- **What the exercise asks**: Find and copy lines holding "label".

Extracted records
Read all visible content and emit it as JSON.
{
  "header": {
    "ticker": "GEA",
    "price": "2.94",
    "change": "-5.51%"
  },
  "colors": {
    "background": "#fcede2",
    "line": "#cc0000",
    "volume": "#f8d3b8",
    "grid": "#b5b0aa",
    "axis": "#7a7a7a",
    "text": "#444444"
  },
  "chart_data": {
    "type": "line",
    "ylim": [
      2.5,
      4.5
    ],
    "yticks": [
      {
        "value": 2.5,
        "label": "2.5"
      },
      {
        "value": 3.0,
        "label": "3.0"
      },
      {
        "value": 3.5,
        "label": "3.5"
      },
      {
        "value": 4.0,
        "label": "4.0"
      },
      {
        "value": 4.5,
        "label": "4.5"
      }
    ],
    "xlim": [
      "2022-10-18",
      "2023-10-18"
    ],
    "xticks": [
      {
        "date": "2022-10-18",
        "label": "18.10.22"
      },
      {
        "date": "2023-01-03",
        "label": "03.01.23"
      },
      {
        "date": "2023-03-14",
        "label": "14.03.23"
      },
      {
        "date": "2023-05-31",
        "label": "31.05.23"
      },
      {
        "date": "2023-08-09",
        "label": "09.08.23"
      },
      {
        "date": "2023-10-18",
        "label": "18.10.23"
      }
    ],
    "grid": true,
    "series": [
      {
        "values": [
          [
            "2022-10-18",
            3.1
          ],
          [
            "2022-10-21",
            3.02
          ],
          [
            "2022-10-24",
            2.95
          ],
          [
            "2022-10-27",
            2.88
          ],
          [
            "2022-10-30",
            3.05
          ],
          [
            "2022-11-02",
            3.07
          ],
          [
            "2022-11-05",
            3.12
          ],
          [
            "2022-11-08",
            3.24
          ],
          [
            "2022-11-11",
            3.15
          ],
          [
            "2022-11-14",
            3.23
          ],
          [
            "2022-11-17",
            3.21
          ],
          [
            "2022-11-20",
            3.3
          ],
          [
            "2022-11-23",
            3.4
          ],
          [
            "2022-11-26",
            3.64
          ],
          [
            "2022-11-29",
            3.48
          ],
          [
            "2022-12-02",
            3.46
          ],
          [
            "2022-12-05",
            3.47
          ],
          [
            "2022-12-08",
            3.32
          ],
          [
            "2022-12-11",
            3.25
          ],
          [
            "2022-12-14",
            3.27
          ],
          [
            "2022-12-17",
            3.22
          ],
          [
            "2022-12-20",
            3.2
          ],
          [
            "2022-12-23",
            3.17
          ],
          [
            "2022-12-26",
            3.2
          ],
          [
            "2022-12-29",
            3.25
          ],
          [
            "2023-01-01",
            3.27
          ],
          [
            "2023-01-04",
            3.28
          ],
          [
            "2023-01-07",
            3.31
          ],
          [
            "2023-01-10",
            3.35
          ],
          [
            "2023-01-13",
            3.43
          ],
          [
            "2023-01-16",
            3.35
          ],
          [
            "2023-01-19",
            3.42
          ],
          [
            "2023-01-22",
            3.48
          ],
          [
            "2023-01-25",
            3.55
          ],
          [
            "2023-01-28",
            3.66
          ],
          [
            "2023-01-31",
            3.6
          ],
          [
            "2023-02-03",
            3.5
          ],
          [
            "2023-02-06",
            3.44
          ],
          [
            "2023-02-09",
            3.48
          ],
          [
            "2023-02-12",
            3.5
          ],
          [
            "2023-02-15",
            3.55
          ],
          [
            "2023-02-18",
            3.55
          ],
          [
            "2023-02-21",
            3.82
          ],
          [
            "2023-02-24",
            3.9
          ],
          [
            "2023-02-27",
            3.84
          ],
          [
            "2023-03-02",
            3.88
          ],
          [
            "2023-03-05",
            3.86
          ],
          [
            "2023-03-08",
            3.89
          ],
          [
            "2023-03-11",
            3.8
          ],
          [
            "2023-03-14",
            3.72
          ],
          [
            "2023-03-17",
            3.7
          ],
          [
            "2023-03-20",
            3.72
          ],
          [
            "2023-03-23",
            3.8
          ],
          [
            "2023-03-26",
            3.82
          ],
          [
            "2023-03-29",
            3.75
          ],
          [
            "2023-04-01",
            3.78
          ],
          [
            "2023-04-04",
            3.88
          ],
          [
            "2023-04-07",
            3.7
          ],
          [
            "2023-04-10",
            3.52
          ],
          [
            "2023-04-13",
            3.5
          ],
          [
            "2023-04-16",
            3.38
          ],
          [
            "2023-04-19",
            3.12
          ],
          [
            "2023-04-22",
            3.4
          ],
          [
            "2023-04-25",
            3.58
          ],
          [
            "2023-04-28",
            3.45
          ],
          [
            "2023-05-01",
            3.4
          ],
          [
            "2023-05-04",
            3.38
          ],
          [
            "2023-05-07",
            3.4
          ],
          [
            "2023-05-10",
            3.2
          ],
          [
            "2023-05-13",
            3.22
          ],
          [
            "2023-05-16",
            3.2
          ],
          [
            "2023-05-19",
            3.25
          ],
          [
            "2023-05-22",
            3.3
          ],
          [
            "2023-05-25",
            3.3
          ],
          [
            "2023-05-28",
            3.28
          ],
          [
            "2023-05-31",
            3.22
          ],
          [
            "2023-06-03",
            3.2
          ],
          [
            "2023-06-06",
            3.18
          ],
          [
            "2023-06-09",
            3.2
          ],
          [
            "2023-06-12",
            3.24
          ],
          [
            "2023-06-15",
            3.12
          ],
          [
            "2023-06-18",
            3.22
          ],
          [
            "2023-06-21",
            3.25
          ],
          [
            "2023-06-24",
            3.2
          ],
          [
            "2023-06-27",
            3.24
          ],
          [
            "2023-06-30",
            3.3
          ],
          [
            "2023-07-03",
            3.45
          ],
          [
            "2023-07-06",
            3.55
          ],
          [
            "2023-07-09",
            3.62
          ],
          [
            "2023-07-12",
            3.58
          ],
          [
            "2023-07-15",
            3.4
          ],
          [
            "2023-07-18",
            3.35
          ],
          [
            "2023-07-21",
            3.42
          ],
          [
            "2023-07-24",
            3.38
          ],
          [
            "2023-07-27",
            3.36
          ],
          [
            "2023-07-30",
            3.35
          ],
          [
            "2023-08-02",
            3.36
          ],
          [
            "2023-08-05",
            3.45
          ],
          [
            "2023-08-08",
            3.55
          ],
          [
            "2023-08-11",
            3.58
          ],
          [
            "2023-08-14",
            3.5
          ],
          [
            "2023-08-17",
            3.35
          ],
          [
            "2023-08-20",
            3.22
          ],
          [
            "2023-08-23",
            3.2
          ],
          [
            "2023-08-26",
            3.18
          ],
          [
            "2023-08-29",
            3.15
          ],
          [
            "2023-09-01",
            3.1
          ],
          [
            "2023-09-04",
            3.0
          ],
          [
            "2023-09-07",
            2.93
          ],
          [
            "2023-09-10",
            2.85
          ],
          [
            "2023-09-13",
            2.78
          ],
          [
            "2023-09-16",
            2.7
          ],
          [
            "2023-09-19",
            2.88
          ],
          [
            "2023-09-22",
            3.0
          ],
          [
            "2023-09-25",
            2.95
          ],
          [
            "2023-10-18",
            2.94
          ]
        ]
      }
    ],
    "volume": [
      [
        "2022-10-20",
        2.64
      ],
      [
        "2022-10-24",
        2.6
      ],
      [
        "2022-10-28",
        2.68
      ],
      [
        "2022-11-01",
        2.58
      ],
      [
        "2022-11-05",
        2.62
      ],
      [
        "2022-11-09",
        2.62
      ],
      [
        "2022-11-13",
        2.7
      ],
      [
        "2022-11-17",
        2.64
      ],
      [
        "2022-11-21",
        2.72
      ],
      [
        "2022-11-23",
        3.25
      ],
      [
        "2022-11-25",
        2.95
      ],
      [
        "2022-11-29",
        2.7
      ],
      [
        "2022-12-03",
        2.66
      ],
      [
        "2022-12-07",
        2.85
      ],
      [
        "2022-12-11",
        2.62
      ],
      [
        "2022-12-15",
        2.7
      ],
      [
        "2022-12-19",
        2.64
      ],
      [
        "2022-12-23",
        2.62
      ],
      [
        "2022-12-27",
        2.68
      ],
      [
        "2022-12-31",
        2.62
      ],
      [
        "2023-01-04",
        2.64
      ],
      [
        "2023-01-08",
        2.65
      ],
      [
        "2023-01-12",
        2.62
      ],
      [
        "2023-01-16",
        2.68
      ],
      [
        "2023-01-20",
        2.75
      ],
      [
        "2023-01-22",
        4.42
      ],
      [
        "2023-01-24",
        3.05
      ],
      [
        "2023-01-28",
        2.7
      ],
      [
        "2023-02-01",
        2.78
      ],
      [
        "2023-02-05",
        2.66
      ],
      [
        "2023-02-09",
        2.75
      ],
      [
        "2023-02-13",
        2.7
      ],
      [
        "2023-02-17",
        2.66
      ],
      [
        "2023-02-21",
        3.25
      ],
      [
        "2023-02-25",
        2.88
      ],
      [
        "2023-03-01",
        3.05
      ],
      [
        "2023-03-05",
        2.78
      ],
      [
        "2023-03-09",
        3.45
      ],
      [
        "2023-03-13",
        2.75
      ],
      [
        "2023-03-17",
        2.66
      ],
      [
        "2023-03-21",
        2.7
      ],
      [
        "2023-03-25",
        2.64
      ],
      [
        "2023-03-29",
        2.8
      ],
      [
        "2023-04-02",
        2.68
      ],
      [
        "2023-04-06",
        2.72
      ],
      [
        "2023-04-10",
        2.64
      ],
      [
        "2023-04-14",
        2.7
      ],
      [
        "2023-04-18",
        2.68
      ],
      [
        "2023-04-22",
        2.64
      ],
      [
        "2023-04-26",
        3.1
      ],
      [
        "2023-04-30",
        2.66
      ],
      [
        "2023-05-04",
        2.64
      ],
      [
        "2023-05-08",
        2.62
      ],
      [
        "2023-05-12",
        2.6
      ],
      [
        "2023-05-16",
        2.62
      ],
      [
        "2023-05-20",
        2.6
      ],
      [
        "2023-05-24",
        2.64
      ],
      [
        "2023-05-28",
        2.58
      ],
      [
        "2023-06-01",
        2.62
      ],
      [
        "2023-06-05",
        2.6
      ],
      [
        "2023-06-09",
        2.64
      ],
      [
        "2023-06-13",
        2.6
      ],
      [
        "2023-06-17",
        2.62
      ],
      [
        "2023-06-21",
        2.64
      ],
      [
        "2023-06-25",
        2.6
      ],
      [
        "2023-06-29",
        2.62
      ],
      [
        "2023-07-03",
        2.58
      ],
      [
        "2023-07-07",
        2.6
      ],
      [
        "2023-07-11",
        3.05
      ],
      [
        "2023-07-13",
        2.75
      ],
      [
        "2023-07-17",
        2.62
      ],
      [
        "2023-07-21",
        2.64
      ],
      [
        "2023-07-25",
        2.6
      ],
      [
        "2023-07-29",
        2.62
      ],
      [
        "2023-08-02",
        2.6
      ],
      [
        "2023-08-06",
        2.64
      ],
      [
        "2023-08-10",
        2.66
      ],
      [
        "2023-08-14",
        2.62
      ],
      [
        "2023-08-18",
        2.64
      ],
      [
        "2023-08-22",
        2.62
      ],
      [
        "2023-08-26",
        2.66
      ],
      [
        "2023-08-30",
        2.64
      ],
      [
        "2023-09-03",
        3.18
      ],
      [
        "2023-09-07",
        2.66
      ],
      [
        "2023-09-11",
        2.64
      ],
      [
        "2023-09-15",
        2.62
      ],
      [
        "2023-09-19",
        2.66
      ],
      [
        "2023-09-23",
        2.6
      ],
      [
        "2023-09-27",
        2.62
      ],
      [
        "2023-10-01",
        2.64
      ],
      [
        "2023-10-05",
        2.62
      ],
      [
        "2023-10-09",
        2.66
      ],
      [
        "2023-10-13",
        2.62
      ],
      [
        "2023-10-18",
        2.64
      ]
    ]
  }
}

- **Answer to the exercise**:
        "label": "2.5"
        "label": "3.0"
        "label": "3.5"
        "label": "4.0"
        "label": "4.5"
        "label": "18.10.22"
        "label": "03.01.23"
        "label": "14.03.23"
        "label": "31.05.23"
        "label": "09.08.23"
        "label": "18.10.23"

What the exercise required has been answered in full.